__Set problem__
Out of the lines below, please list those that hold the string "gonflement".

__Data supplied__
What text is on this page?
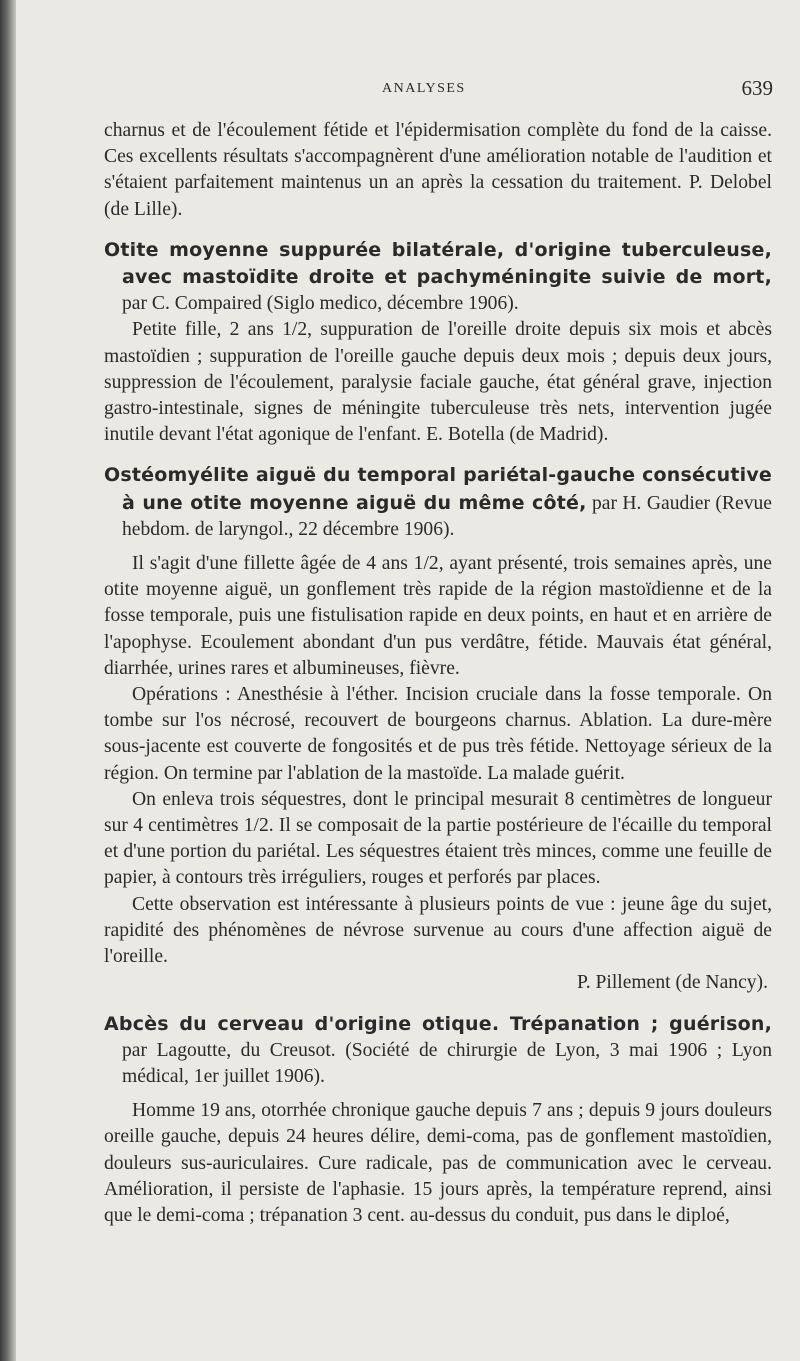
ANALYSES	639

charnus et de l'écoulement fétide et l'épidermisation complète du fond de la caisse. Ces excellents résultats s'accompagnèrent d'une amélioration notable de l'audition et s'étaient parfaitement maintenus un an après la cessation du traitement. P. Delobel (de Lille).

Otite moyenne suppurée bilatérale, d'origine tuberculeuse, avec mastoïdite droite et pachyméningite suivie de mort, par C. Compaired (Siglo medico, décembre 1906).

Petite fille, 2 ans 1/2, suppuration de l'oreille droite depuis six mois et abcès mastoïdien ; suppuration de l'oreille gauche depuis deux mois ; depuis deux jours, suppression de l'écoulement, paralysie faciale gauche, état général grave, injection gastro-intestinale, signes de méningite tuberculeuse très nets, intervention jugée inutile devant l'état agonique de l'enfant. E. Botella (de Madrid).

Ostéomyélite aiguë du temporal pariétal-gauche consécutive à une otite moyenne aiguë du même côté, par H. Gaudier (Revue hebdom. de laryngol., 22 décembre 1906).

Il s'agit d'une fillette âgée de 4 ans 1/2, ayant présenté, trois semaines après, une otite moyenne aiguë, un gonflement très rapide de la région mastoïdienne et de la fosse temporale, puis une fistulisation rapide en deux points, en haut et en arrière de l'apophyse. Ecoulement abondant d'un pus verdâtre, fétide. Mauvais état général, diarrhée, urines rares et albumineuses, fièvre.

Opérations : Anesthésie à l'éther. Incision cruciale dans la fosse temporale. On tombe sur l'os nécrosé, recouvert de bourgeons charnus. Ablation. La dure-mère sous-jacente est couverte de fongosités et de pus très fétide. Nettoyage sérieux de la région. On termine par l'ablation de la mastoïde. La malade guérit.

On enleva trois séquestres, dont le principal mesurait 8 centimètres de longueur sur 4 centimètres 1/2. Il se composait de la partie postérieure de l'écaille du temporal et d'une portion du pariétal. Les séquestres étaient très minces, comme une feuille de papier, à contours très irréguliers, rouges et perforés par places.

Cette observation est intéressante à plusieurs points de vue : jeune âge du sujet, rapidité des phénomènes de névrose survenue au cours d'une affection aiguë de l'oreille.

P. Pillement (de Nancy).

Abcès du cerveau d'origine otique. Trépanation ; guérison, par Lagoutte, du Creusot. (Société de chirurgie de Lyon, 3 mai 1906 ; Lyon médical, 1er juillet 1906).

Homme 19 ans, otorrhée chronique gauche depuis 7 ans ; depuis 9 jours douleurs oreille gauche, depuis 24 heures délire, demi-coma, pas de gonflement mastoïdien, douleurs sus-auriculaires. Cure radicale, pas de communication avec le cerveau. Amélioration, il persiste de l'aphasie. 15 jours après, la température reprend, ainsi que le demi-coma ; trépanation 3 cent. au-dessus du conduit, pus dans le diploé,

--

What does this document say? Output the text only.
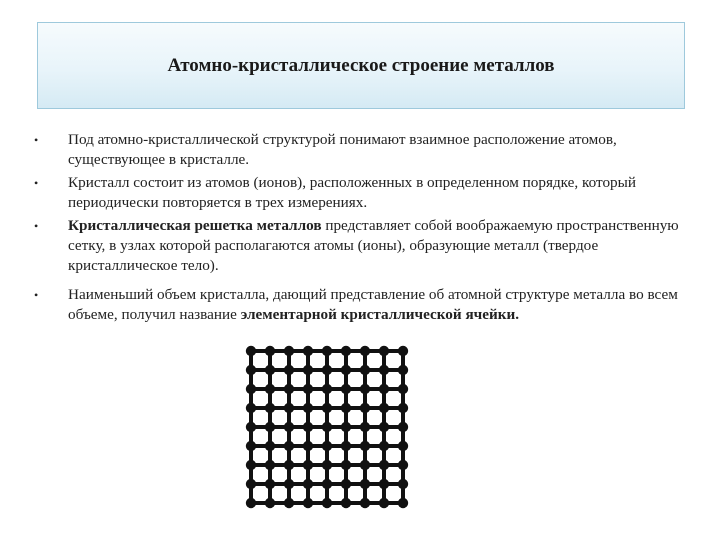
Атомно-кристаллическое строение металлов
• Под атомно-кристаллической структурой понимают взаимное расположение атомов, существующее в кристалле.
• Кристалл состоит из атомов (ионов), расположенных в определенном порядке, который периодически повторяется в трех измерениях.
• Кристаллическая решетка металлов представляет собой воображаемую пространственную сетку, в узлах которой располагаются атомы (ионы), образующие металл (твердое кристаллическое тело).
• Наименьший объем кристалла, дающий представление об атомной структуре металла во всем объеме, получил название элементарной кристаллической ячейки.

--

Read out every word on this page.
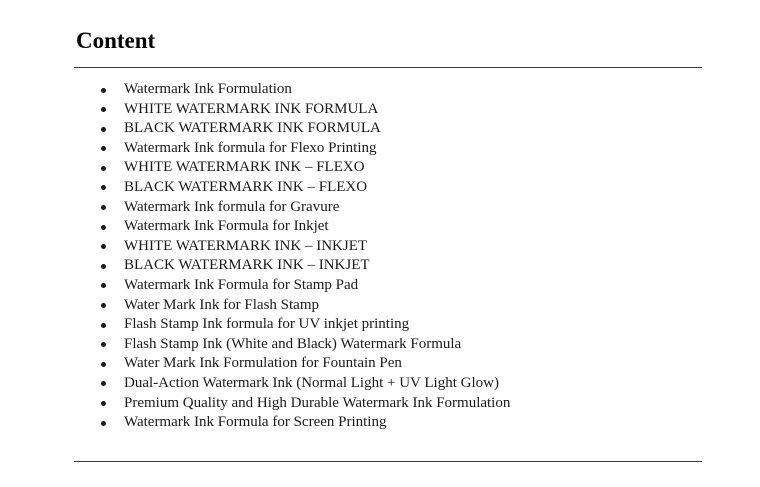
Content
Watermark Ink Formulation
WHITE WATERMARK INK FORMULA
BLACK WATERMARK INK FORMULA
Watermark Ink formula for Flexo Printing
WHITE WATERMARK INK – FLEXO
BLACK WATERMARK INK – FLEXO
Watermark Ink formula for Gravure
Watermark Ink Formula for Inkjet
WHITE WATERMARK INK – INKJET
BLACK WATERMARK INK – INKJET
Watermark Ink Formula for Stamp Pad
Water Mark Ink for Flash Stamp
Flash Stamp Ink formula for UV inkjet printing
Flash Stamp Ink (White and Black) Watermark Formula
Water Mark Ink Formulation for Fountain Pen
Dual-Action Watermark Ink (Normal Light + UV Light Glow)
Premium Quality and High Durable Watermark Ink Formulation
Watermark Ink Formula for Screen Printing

__Answer to this exercise__
Il s'agit d'une fillette âgée de 4 ans 1/2, ayant présenté, trois semaines après, une otite moyenne aiguë, un gonflement très rapide de la région mastoïdienne et de la fosse temporale, puis une fistulisation rapide en deux points, en haut et en arrière de l'apophyse. Ecoulement abondant d'un pus verdâtre, fétide. Mauvais état général, diarrhée, urines rares et albumineuses, fièvre.
Homme 19 ans, otorrhée chronique gauche depuis 7 ans ; depuis 9 jours douleurs oreille gauche, depuis 24 heures délire, demi-coma, pas de gonflement mastoïdien, douleurs sus-auriculaires. Cure radicale, pas de communication avec le cerveau. Amélioration, il persiste de l'aphasie. 15 jours après, la température reprend, ainsi que le demi-coma ; trépanation 3 cent. au-dessus du conduit, pus dans le diploé,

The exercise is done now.